## Your task:
Locate every line in the records below that holds the word "succión" and return each one.

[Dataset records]

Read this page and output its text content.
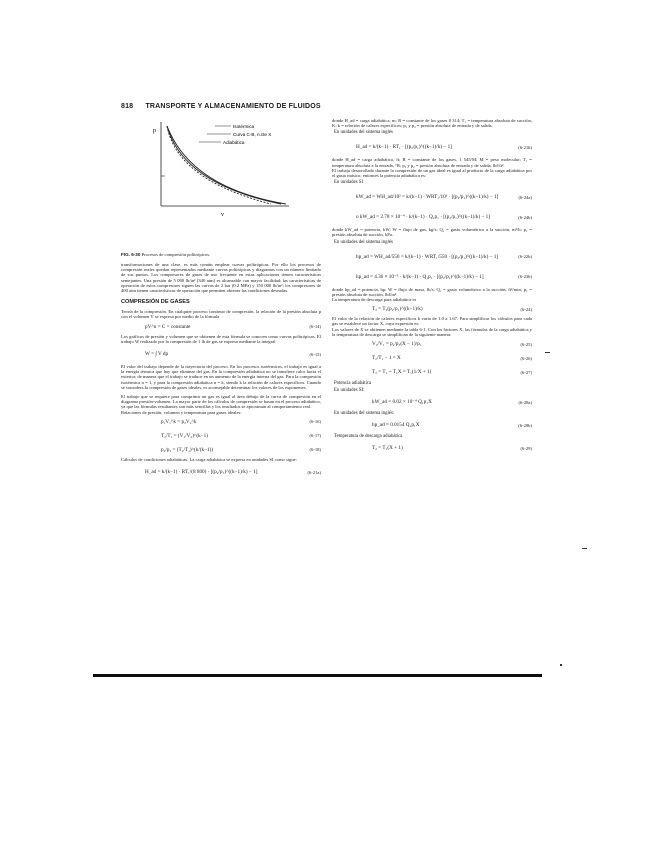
818 TRANSPORTE Y ALMACENAMIENTO DE FLUIDOS
p
v
Isotérmica
Curva C-B, n.cte X
Adiabática
FIG. 6-30 Procesos de compresión politrópicos.

transformaciones de una clase, es más común emplear curvas politrópicas. Por ello los procesos de compresión reales quedan representados mediante curvas politrópicas y diagramas con un número limitado de sus puntos. Los compresores de gases de uso frecuente en estas aplicaciones tienen características semejantes. Una presión de 5 000 lb/in² (340 atm) es alcanzable con mayor facilidad; las características de operación de estos compresores siguen las curvas de 2 bar (0.2 MPa) y 150 000 lb/in²; los compresores de 400 atm tienen características de operación que permiten obtener las condiciones deseadas.

COMPRESIÓN DE GASES

Teoría de la compresión. En cualquier proceso continuo de compresión, la relación de la presión absoluta p con el volumen V se expresa por medio de la fórmula

pV^n = C = constante	(6-14)

Los gráficos de presión y volumen que se obtienen de esta fórmula se conocen como curvas politrópicas. El trabajo W realizado por la compresión de 1 lb de gas se expresa mediante la integral

W = ∫ V dp	(6-15)

El valor del trabajo depende de la trayectoria del proceso. En los procesos isotérmicos, el trabajo es igual a la energía térmica que hay que eliminar del gas. En la compresión adiabática no se transfiere calor hacia el exterior, de manera que el trabajo se traduce en un aumento de la energía interna del gas. Para la compresión isotérmica n = 1, y para la compresión adiabática n = k, siendo k la relación de calores específicos. Cuando se considera la compresión de gases ideales, es aconsejable determinar los valores de los exponentes.

El trabajo que se requiere para comprimir un gas es igual al área debajo de la curva de compresión en el diagrama presión-volumen. La mayor parte de los cálculos de compresión se basan en el proceso adiabático, ya que las fórmulas resultantes son más sencillas y los resultados se aproximan al comportamiento real.

Relaciones de presión, volumen y temperatura para gases ideales:

p₁V₁^k = p₂V₂^k	(6-16)
T₂/T₁ = (V₁/V₂)^(k−1)	(6-17)
p₂/p₁ = (T₂/T₁)^(k/(k−1))	(6-18)

Cálculos de condiciones adiabáticas. La carga adiabática se expresa en unidades SI como sigue:

H_ad = k/(k−1) · RT₁/(8 800) · [(p₂/p₁)^((k−1)/k) − 1]	(6-21a)

donde H_ad = carga adiabática, m; R = constante de los gases 8 314; T₁ = temperatura absoluta de succión, K; k = relación de calores específicos; p₁ y p₂ = presión absoluta de entrada y de salida.

En unidades del sistema inglés
H_ad = k/(k−1) · RT₁ · [(p₂/p₁)^((k−1)/k) − 1]	(6-21b)

donde H_ad = carga adiabática, ft; R = constante de los gases, 1 545/M; M = peso molecular; T₁ = temperatura absoluta a la entrada, °R; p₁ y p₂ = presión absoluta de entrada y de salida, lbf/ft².

El trabajo desarrollado durante la compresión de un gas ideal es igual al producto de la carga adiabática por el gasto másico; entonces la potencia adiabática es:

En unidades SI
kW_ad = WH_ad/10² = k/(k−1) · WRT₁/10² · [(p₂/p₁)^((k−1)/k) − 1]	(6-24a)
o kW_ad = 2.78 × 10⁻⁴ · k/(k−1) · Q₁p₁ · [(p₂/p₁)^((k−1)/k) − 1]	(6-24b)

donde kW_ad = potencia, kW; W = flujo de gas, kg/s; Q₁ = gasto volumétrico a la succión, m³/h; p₁ = presión absoluta de succión, kPa.

En unidades del sistema inglés
hp_ad = WH_ad/550 = k/(k−1) · WRT₁/550 · [(p₂/p₁)^((k−1)/k) − 1]	(6-22b)
hp_ad = 4.36 × 10⁻³ · k/(k−1) · Q₁p₁ · [(p₂/p₁)^((k−1)/k) − 1]	(6-23b)

donde hp_ad = potencia, hp; W = flujo de masa, lb/s; Q₁ = gasto volumétrico a la succión, ft³/min; p₁ = presión absoluta de succión, lbf/in².

La temperatura de descarga para adiabática es

T₂ = T₁(p₂/p₁)^((k−1)/k)	(6-24)

El valor de la relación de calores específicos k varía de 1.0 a 1.67. Para simplificar los cálculos para cada gas se establece un factor X, cuya expresión es:

Los valores de X se obtienen mediante la tabla 6-1. Con los factores X, las fórmulas de la carga adiabática y la temperatura de descarga se simplifican de la siguiente manera:

V₂/V₁ = p₁/p₂(X − 1)/p₁	(6-25)
T₂/T₁ − 1 = X	(6-26)
T₂ = T₁ + T₁X = T₁(1/X + 1)	(6-27)
Potencia adiabática
En unidades SI:
kW_ad = 0.02 × 10⁻⁴ Q₁p₁X	(6-28a)
En unidades del sistema inglés:
hp_ad = 0.0154 Q₁p₁X	(6-28b)
Temperatura de descarga adiabática
T₂ = T₁(X + 1)	(6-29)
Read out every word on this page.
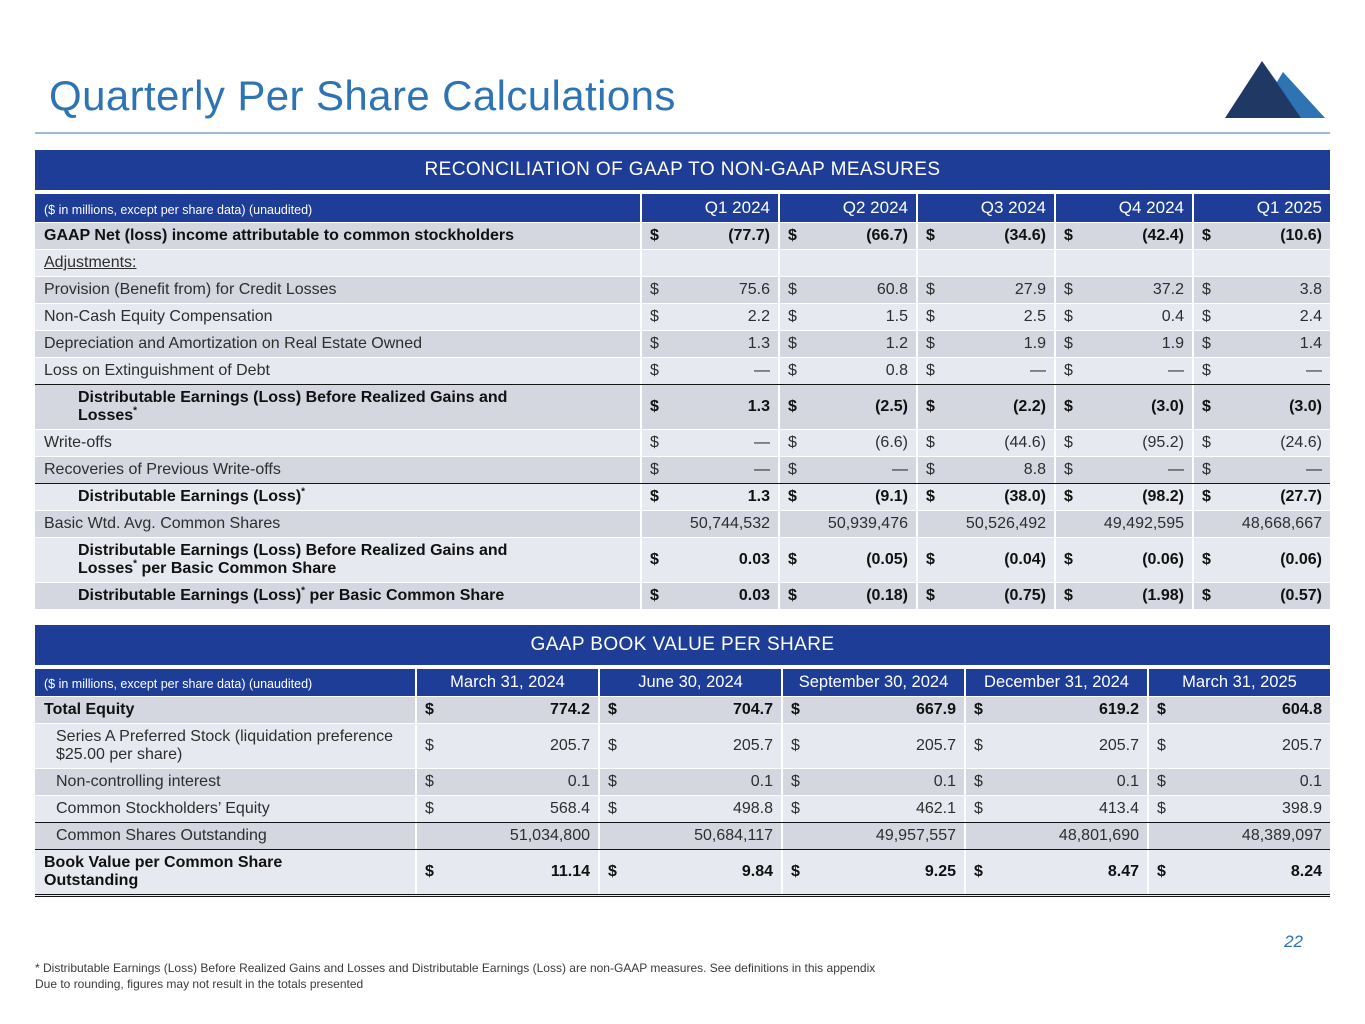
Quarterly Per Share Calculations
RECONCILIATION OF GAAP TO NON-GAAP MEASURES
($ in millions, except per share data) (unaudited)	Q1 2024	Q2 2024	Q3 2024	Q4 2024	Q1 2025
GAAP Net (loss) income attributable to common stockholders	$	(77.7) $	(66.7) $	(34.6) $	(42.4) $	(10.6)
Adjustments:
Provision (Benefit from) for Credit Losses	$	75.6 $	60.8 $	27.9 $	37.2 $	3.8
Non-Cash Equity Compensation	$	2.2 $	1.5 $	2.5 $	0.4 $	2.4
Depreciation and Amortization on Real Estate Owned	$	1.3 $	1.2 $	1.9 $	1.9 $	1.4
Loss on Extinguishment of Debt	$	— $	0.8 $	— $	— $	—
Distributable Earnings (Loss) Before Realized Gains and Losses*	$	1.3 $	(2.5) $	(2.2) $	(3.0) $	(3.0)
Write-offs	$	— $	(6.6) $	(44.6) $	(95.2) $	(24.6)
Recoveries of Previous Write-offs	$	— $	— $	8.8 $	— $	—
Distributable Earnings (Loss)*	$	1.3 $	(9.1) $	(38.0) $	(98.2) $	(27.7)
Basic Wtd. Avg. Common Shares	50,744,532	50,939,476	50,526,492	49,492,595	48,668,667
Distributable Earnings (Loss) Before Realized Gains and Losses* per Basic Common Share
$	0.03 $	(0.05) $	(0.04) $	(0.06) $	(0.06)
Distributable Earnings (Loss)* per Basic Common Share	$	0.03 $	(0.18) $	(0.75) $	(1.98) $	(0.57)
GAAP BOOK VALUE PER SHARE
($ in millions, except per share data) (unaudited)	March 31, 2024	June 30, 2024	September 30, 2024	December 31, 2024	March 31, 2025
Total Equity	$	774.2 $	704.7 $	667.9 $	619.2 $	604.8
Series A Preferred Stock (liquidation preference $25.00 per share)
$	205.7 $	205.7 $	205.7 $	205.7 $	205.7
Non-controlling interest	$	0.1 $	0.1 $	0.1 $	0.1 $	0.1
Common Stockholders’ Equity	$	568.4 $	498.8 $	462.1 $	413.4 $	398.9
Common Shares Outstanding	51,034,800	50,684,117	49,957,557	48,801,690	48,389,097
Book Value per Common Share Outstanding
$	11.14 $	9.84 $	9.25 $	8.47 $	8.24
* Distributable Earnings (Loss) Before Realized Gains and Losses and Distributable Earnings (Loss) are non-GAAP measures. See definitions in this appendix
Due to rounding, figures may not result in the totals presented
22
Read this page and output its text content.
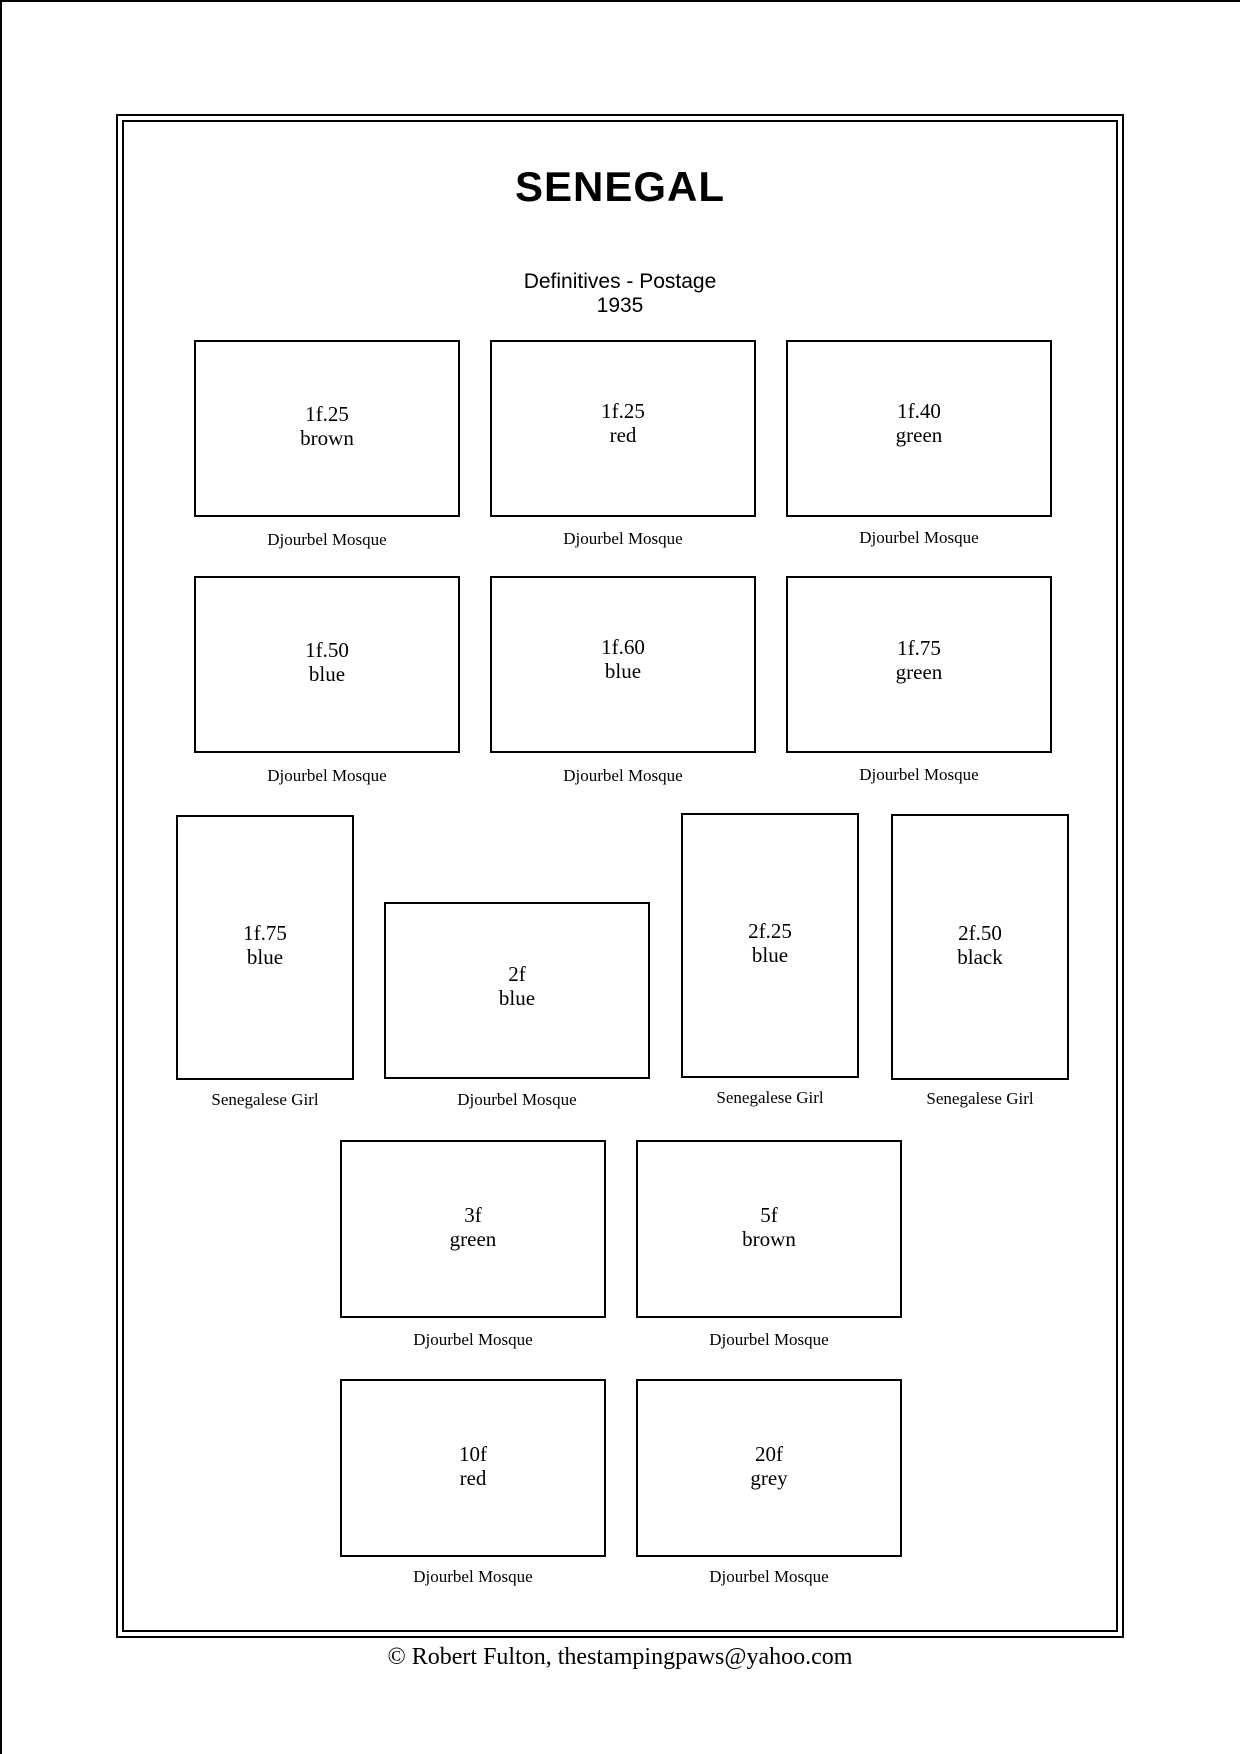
SENEGAL
Definitives - Postage
1935
1f.25
brown
Djourbel Mosque
1f.25
red
Djourbel Mosque
1f.40
green
Djourbel Mosque
1f.50
blue
Djourbel Mosque
1f.60
blue
Djourbel Mosque
1f.75
green
Djourbel Mosque
1f.75
blue
Senegalese Girl
2f
blue
Djourbel Mosque
2f.25
blue
Senegalese Girl
2f.50
black
Senegalese Girl
3f
green
Djourbel Mosque
5f
brown
Djourbel Mosque
10f
red
Djourbel Mosque
20f
grey
Djourbel Mosque
© Robert Fulton, thestampingpaws@yahoo.com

## Reply to the task:
donde H_ad = carga adiabática, m; R = constante de los gases 8 314; T₁ = temperatura absoluta de succión, K; k = relación de calores específicos; p₁ y p₂ = presión absoluta de entrada y de salida.
donde kW_ad = potencia, kW; W = flujo de gas, kg/s; Q₁ = gasto volumétrico a la succión, m³/h; p₁ = presión absoluta de succión, kPa.
donde hp_ad = potencia, hp; W = flujo de masa, lb/s; Q₁ = gasto volumétrico a la succión, ft³/min; p₁ = presión absoluta de succión, lbf/in².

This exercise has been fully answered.